Continue the passage on the interpretation of insurance contracts, beginning immediately after its final sentence.

Text block:
▶

In part I of this blog, we have discussed some of the principles of interpretation set and relied upon by Courts whilst construing and interpreting insurance contracts, including that of strict construction, essentials of an insurance contract and the requirement of Uberrimei fidei i.e., good faith. In this part, we will delve into other principles which form the basis for interpretation of insurance contracts, including presumption as to materiality of information sought, effect of misrepresentation and the applicability of the rule of contra proferentem to insurance contracts
1. Presumption as to materiality of information sought and effect of misrepresentation:
1.1 In a contract of insurance, any fact which would influence the mind of a prudent insurer in deciding whether to accept or not to accept the risk is a “material fact”. If the proposer has knowledge of such a fact, he is obliged to disclose it particularly while answering questions in the proposal form. Needless to emphasise that any inaccurate answer will entitle the insurer to repudiate his liability because there is clear presumption that any information sought for in the proposal form is material for the purpose of entering into a contract of insurance[i].
1.2 The expression “material” in the context of an insurance policy can be defined as any contingency or event that may have an impact upon the risk appetite or willingness of the insurer to provide insurance cover. Materiality from the insured’s perspective is a relevant factor in determining whether the insurance company should be able to cancel the policy arising out of the fault of the insured. Whether a question concealed is or is not material is a question of fact. Materiality of a fact also depends on the surrounding circumstances and the nature of the information sought by the insurer. It covers a failure to disclose vital information which the insurer requires in order to determine, firstly, whether or not to assume the risk of insurance, and secondly, if it does accept the risk, upon what terms it should do so. The insurer is better equipped to determine the limits of risk-taking as it deals with the exercise of assessments on a day-to-day basis.. An inaccurate answer will entitle the insurer to repudiate because there is a presumption that information sought in the proposal form is material for the purpose of entering into a contract of insurance[ii].
1.3 It is not for the proposer to determine whether the information sought for is material for the purpose of the policy or not. Of course, the obligation to disclose extends only to facts which are known to the applicant and not to what he ought to have known. The obligation to disclose necessarily depends upon the knowledge one possesses. His opinion of the materiality of that knowledge is of no moment[iii].

◀

Data lines:
▶

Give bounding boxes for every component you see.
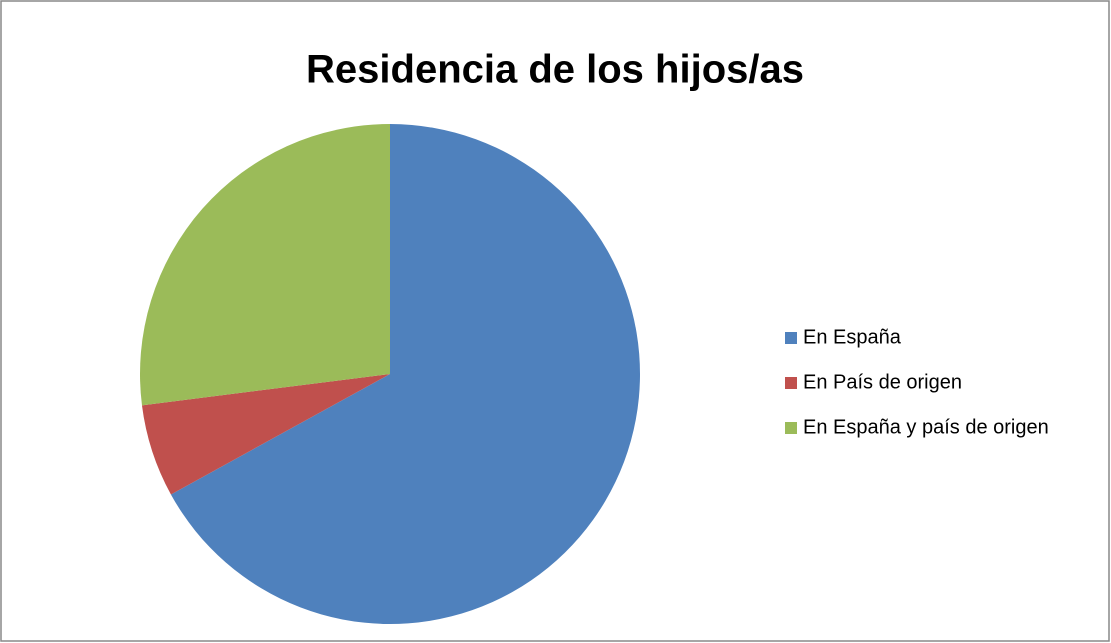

◀

Exercise result:
1.4 The finding of material misrepresentation or concealment in insurance has a significant effect on both the insured and the insurer in the event of a dispute. The fact it would influence the decision of a prudent insurer in deciding as to whether or not to accept a risk is a material fact. Each representation or statement may be material to the risk. The insurance company may still offer insurance protection on altered terms.[iv]
2. The Rule of contra proferentem is applicable to Insurance Contracts:
2.1 It is the duty of the Court to interpret the document of contract as was understood between the parties[v].
2.2 In case of any ambiguity, or doubt pertaining to the Interpretation of an Insurance policy, the same ought to be construed contra proferentem[vi], i.e. against the insurer.
2.3 It is well settled that exemption of liability clauses in insurance contracts are to be construed in the case of ambiguity contra proferentem[vii].
2.4 The insured cannot claim anything more than what is covered by the insurance policy. The terms of the contract have to be construed strictly, without altering the nature of the contract as the same may affect the interests of the parties adversely. The clauses of an insurance policy have to be read as they are. Consequently, the terms of the insurance policy, that fix the responsibility of the insurance company must also be read strictly. The contract must be read as a whole and every attempt should be made to harmonise the terms thereof, keeping in mind that the rule of contra proferentem does not apply in case of commercial contract, for the reason that a clause in a commercial contract is bilateral and has mutually been agreed upon[viii].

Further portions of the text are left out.